++++ SUPPLIED RECORDS ++++

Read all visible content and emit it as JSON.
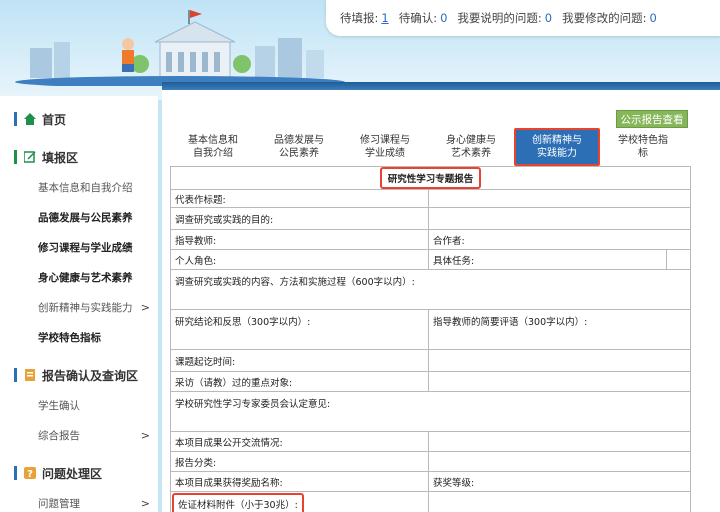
{
  "status": [
    {
      "label": "待填报:",
      "value": "1",
      "underline": true
    },
    {
      "label": "待确认:",
      "value": "0"
    },
    {
      "label": "我要说明的问题:",
      "value": "0"
    },
    {
      "label": "我要修改的问题:",
      "value": "0"
    }
  ],
  "sidebar": {
    "home": "首页",
    "fill_section": "填报区",
    "fill_items": [
      "基本信息和自我介绍",
      "品德发展与公民素养",
      "修习课程与学业成绩",
      "身心健康与艺术素养",
      "创新精神与实践能力",
      "学校特色指标"
    ],
    "confirm_section": "报告确认及查询区",
    "confirm_items": [
      "学生确认",
      "综合报告"
    ],
    "issue_section": "问题处理区",
    "issue_items": [
      "问题管理"
    ]
  },
  "main": {
    "public_report_button": "公示报告查看",
    "tabs": [
      [
        "基本信息和",
        "自我介绍"
      ],
      [
        "品德发展与",
        "公民素养"
      ],
      [
        "修习课程与",
        "学业成绩"
      ],
      [
        "身心健康与",
        "艺术素养"
      ],
      [
        "创新精神与",
        "实践能力"
      ],
      [
        "学校特色指",
        "标"
      ]
    ],
    "form": {
      "title": "研究性学习专题报告",
      "representative_title": "代表作标题:",
      "purpose": "调查研究或实践的目的:",
      "teacher": "指导教师:",
      "collaborator": "合作者:",
      "role": "个人角色:",
      "task": "具体任务:",
      "content": "调查研究或实践的内容、方法和实施过程（600字以内）:",
      "conclusion": "研究结论和反思（300字以内）:",
      "teacher_comment": "指导教师的简要评语（300字以内）:",
      "time": "课题起讫时间:",
      "interview": "采访（请教）过的重点对象:",
      "committee": "学校研究性学习专家委员会认定意见:",
      "exchange": "本项目成果公开交流情况:",
      "category": "报告分类:",
      "award": "本项目成果获得奖励名称:",
      "award_level": "获奖等级:",
      "attachment": "佐证材料附件（小于30兆）:"
    }
  }
}
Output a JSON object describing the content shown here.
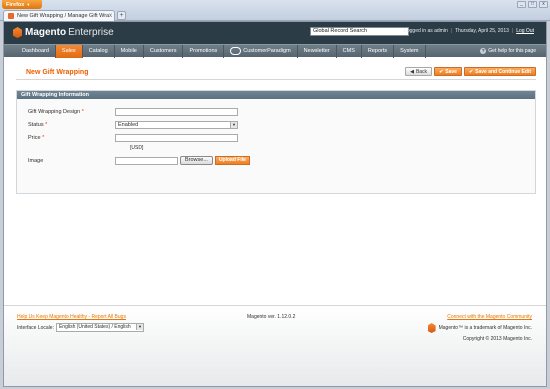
{
  "browser": {
    "menu_label": "Firefox",
    "tab_title": "New Gift Wrapping / Manage Gift Wrap...",
    "tab_close": "x",
    "new_tab": "+",
    "window_buttons": [
      "_",
      "□",
      "x"
    ]
  },
  "header": {
    "logo_bold": "Magento",
    "logo_light": "Enterprise",
    "search_value": "Global Record Search",
    "logged_in": "Logged in as admin",
    "date": "Thursday, April 25, 2013",
    "logout": "Log Out"
  },
  "nav": {
    "items": [
      "Dashboard",
      "Sales",
      "Catalog",
      "Mobile",
      "Customers",
      "Promotions",
      "CustomerParadigm",
      "Newsletter",
      "CMS",
      "Reports",
      "System"
    ],
    "active": "Sales",
    "help": "Get help for this page"
  },
  "content": {
    "title": "New Gift Wrapping",
    "buttons": {
      "back": "Back",
      "save": "Save",
      "save_continue": "Save and Continue Edit"
    }
  },
  "form": {
    "section_title": "Gift Wrapping Information",
    "design_label": "Gift Wrapping Design",
    "design_value": "",
    "status_label": "Status",
    "status_value": "Enabled",
    "price_label": "Price",
    "price_value": "",
    "price_note": "[USD]",
    "image_label": "Image",
    "browse": "Browse...",
    "upload": "Upload File",
    "required_mark": "*"
  },
  "footer": {
    "help_link": "Help Us Keep Magento Healthy - Report All Bugs",
    "locale_label": "Interface Locale:",
    "locale_value": "English (United States) / English",
    "version": "Magento ver. 1.12.0.2",
    "connect": "Connect with the Magento Community",
    "trademark": "Magento™ is a trademark of Magento Inc.",
    "copyright": "Copyright © 2013 Magento Inc."
  },
  "colors": {
    "accent": "#eb5e00",
    "header_bg": "#2c3c47",
    "nav_bg": "#5f6e78"
  }
}
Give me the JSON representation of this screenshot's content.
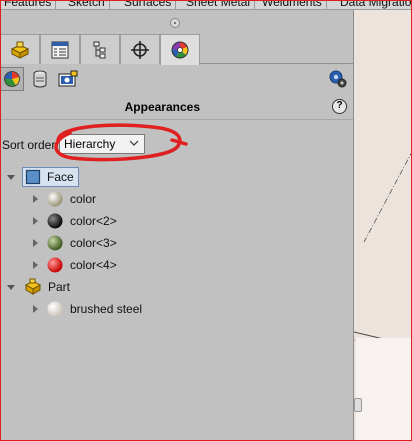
{
  "command_tabs": [
    "Features",
    "Sketch",
    "Surfaces",
    "Sheet Metal",
    "Weldments",
    "Data Migration"
  ],
  "manager_tabs": [
    {
      "icon": "feature-manager-icon"
    },
    {
      "icon": "property-manager-icon"
    },
    {
      "icon": "configuration-manager-icon"
    },
    {
      "icon": "dimxpert-manager-icon"
    },
    {
      "icon": "display-manager-icon"
    }
  ],
  "sub_toolbar": [
    {
      "icon": "appearances-view-icon",
      "active": true
    },
    {
      "icon": "decals-view-icon"
    },
    {
      "icon": "scenes-lights-cameras-icon"
    },
    {
      "icon": "appearance-settings-icon"
    }
  ],
  "panel": {
    "title": "Appearances",
    "help": "?"
  },
  "sort": {
    "label": "Sort order",
    "value": "Hierarchy"
  },
  "tree": {
    "face": {
      "label": "Face",
      "colors": [
        {
          "label": "color",
          "swatch": "#9a9478"
        },
        {
          "label": "color<2>",
          "swatch": "#1a1a1a"
        },
        {
          "label": "color<3>",
          "swatch": "#4d6b2a"
        },
        {
          "label": "color<4>",
          "swatch": "#e01010"
        }
      ]
    },
    "part": {
      "label": "Part",
      "items": [
        {
          "label": "brushed steel",
          "swatch": "#e2dcd6"
        }
      ]
    }
  },
  "colors": {
    "annotation": "#e02020",
    "selection_fill": "#d6e2f0",
    "selection_border": "#6b8bb5"
  }
}
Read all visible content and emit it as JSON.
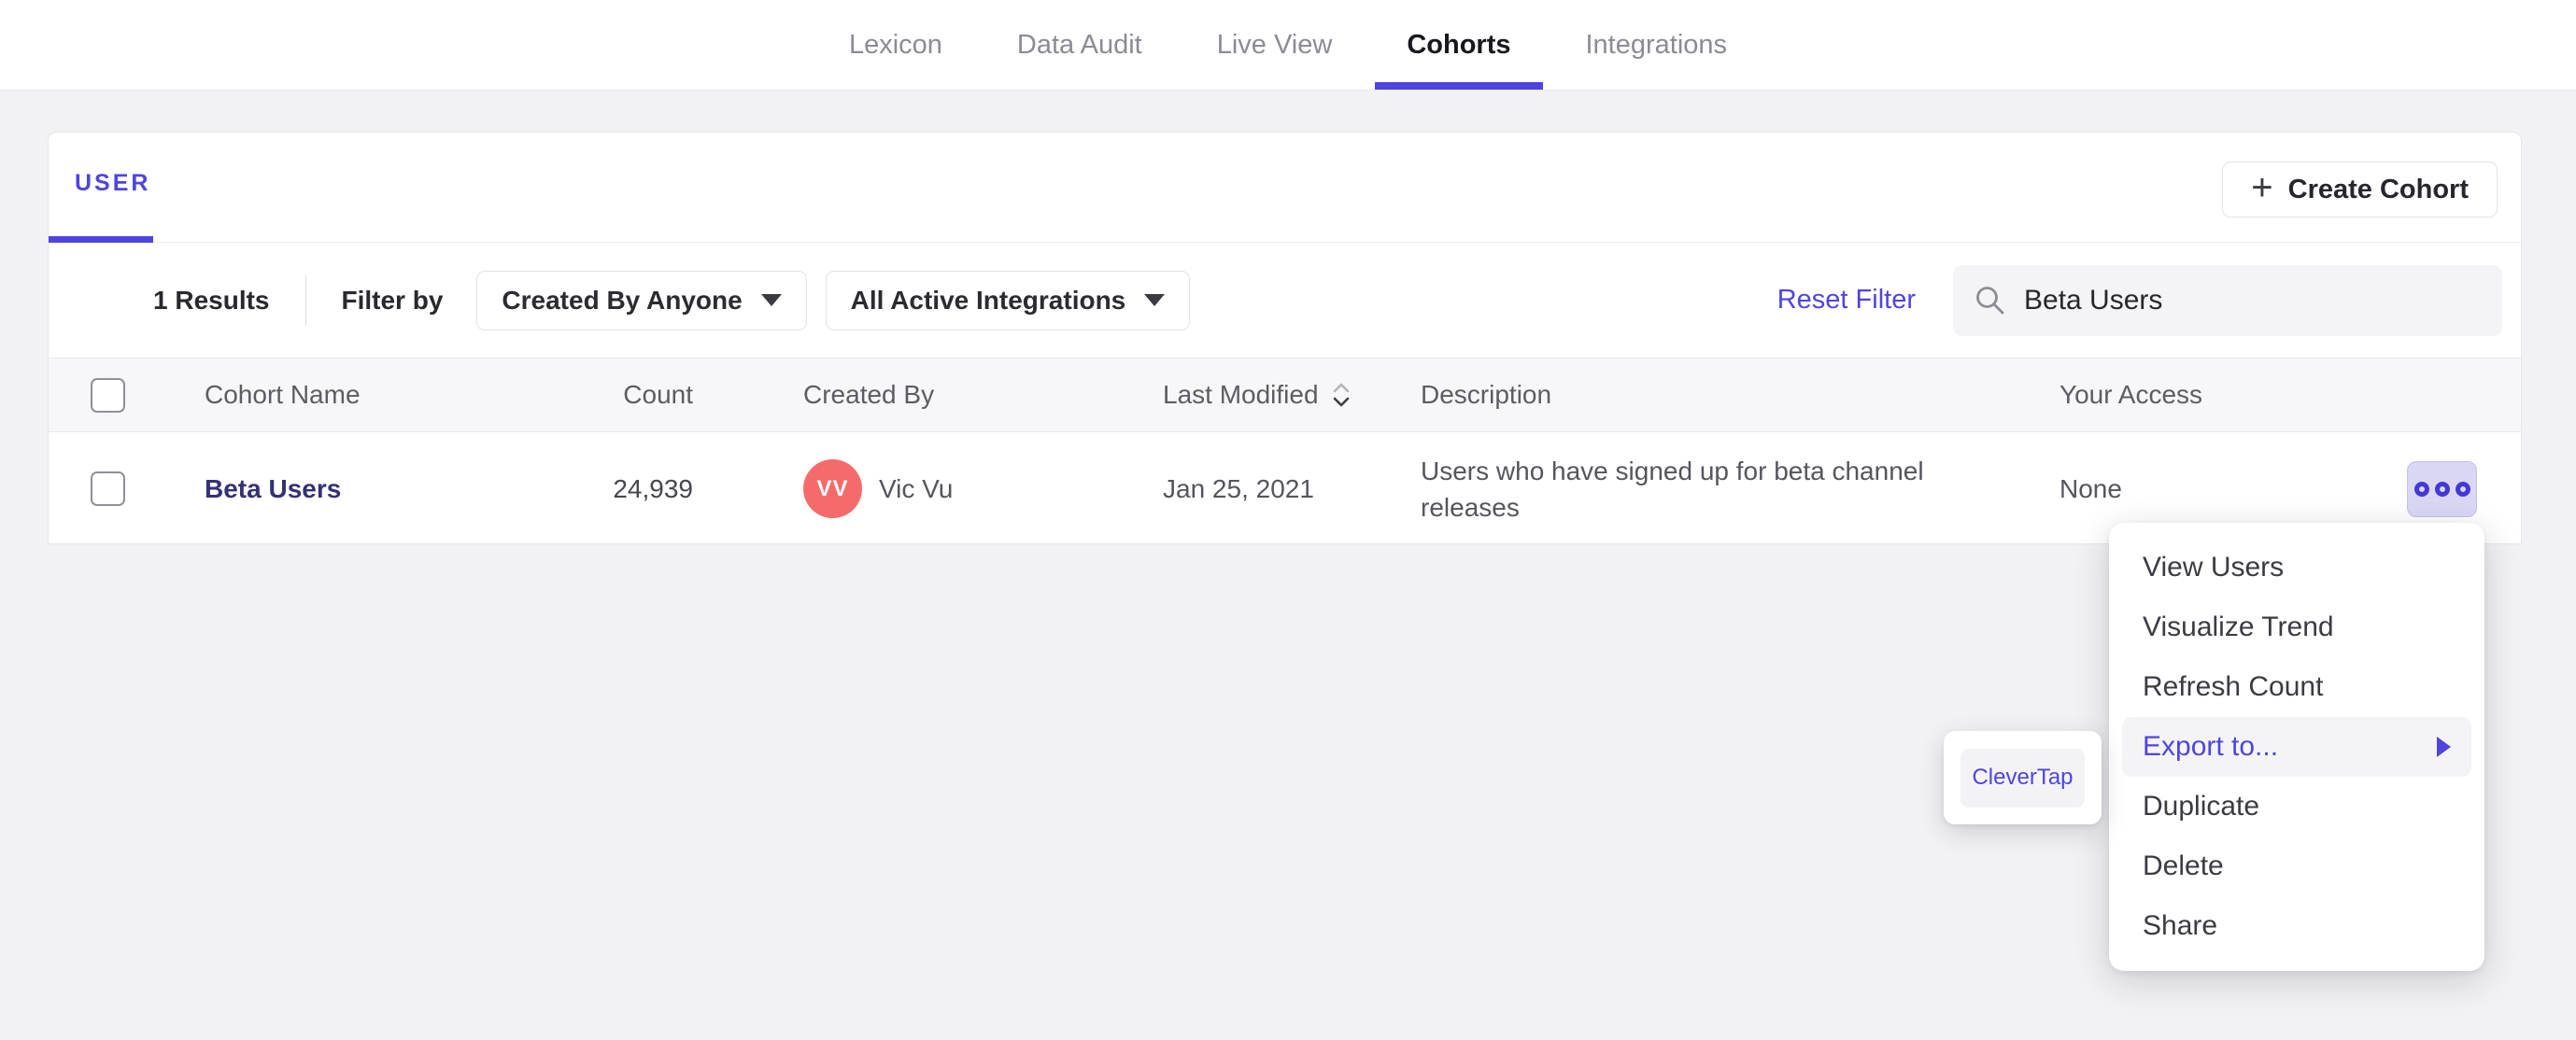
{
  "nav": {
    "items": [
      {
        "label": "Lexicon",
        "active": false
      },
      {
        "label": "Data Audit",
        "active": false
      },
      {
        "label": "Live View",
        "active": false
      },
      {
        "label": "Cohorts",
        "active": true
      },
      {
        "label": "Integrations",
        "active": false
      }
    ]
  },
  "panel": {
    "tab_label": "USER",
    "create_button": {
      "icon": "+",
      "label": "Create Cohort"
    },
    "toolbar": {
      "results": "1 Results",
      "filter_by": "Filter by",
      "created_by_dropdown": "Created By Anyone",
      "integrations_dropdown": "All Active Integrations",
      "reset_filter": "Reset Filter",
      "search_value": "Beta Users"
    },
    "table": {
      "columns": {
        "name": "Cohort Name",
        "count": "Count",
        "created_by": "Created By",
        "last_modified": "Last Modified",
        "description": "Description",
        "access": "Your Access"
      },
      "rows": [
        {
          "name": "Beta Users",
          "count": "24,939",
          "creator_initials": "VV",
          "creator_name": "Vic Vu",
          "last_modified": "Jan 25, 2021",
          "description": "Users who have signed up for beta channel releases",
          "access": "None"
        }
      ]
    }
  },
  "context_menu": {
    "items": [
      "View Users",
      "Visualize Trend",
      "Refresh Count",
      "Export to...",
      "Duplicate",
      "Delete",
      "Share"
    ],
    "highlighted_item": "Export to..."
  },
  "export_submenu": {
    "items": [
      "CleverTap"
    ]
  },
  "colors": {
    "accent": "#4f44e0",
    "cohort_link": "#343174",
    "avatar": "#f56b6b"
  }
}
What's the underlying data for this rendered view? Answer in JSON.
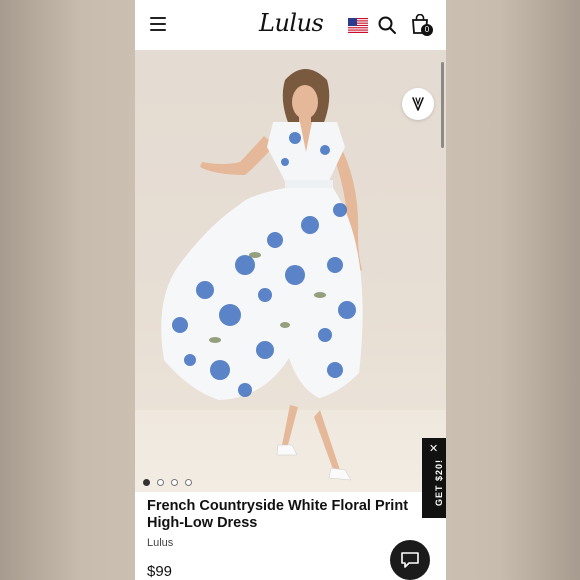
{
  "header": {
    "logo_text": "Lulus",
    "menu_icon": "hamburger-icon",
    "flag_icon": "us-flag-icon",
    "search_icon": "search-icon",
    "bag_icon": "shopping-bag-icon",
    "bag_count": "0"
  },
  "gallery": {
    "image_subject": "dress-photo",
    "dots": [
      {
        "active": true
      },
      {
        "active": false
      },
      {
        "active": false
      },
      {
        "active": false
      }
    ],
    "wishlist_icon": "heart-v-icon"
  },
  "promo": {
    "label": "GET $20!",
    "close_symbol": "✕"
  },
  "product": {
    "title": "French Countryside White Floral Print High-Low Dress",
    "brand": "Lulus",
    "price": "$99"
  },
  "chat": {
    "icon": "chat-bubble-icon"
  },
  "colors": {
    "accent": "#111111",
    "background": "#ffffff",
    "floral_blue": "#3f6fc0"
  }
}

++++

Please retype the lines from the one that contains "What's the underlying" to the final line of the records, both included, exactly as written and without any pictures.

THE OUTPUT:
What's the underlying data for this rendered view? Answer in JSON.
{
  "header": {
    "logo_text": "Lulus",
    "menu_icon": "hamburger-icon",
    "flag_icon": "us-flag-icon",
    "search_icon": "search-icon",
    "bag_icon": "shopping-bag-icon",
    "bag_count": "0"
  },
  "gallery": {
    "image_subject": "dress-photo",
    "dots": [
      {
        "active": true
      },
      {
        "active": false
      },
      {
        "active": false
      },
      {
        "active": false
      }
    ],
    "wishlist_icon": "heart-v-icon"
  },
  "promo": {
    "label": "GET $20!",
    "close_symbol": "✕"
  },
  "product": {
    "title": "French Countryside White Floral Print High-Low Dress",
    "brand": "Lulus",
    "price": "$99"
  },
  "chat": {
    "icon": "chat-bubble-icon"
  },
  "colors": {
    "accent": "#111111",
    "background": "#ffffff",
    "floral_blue": "#3f6fc0"
  }
}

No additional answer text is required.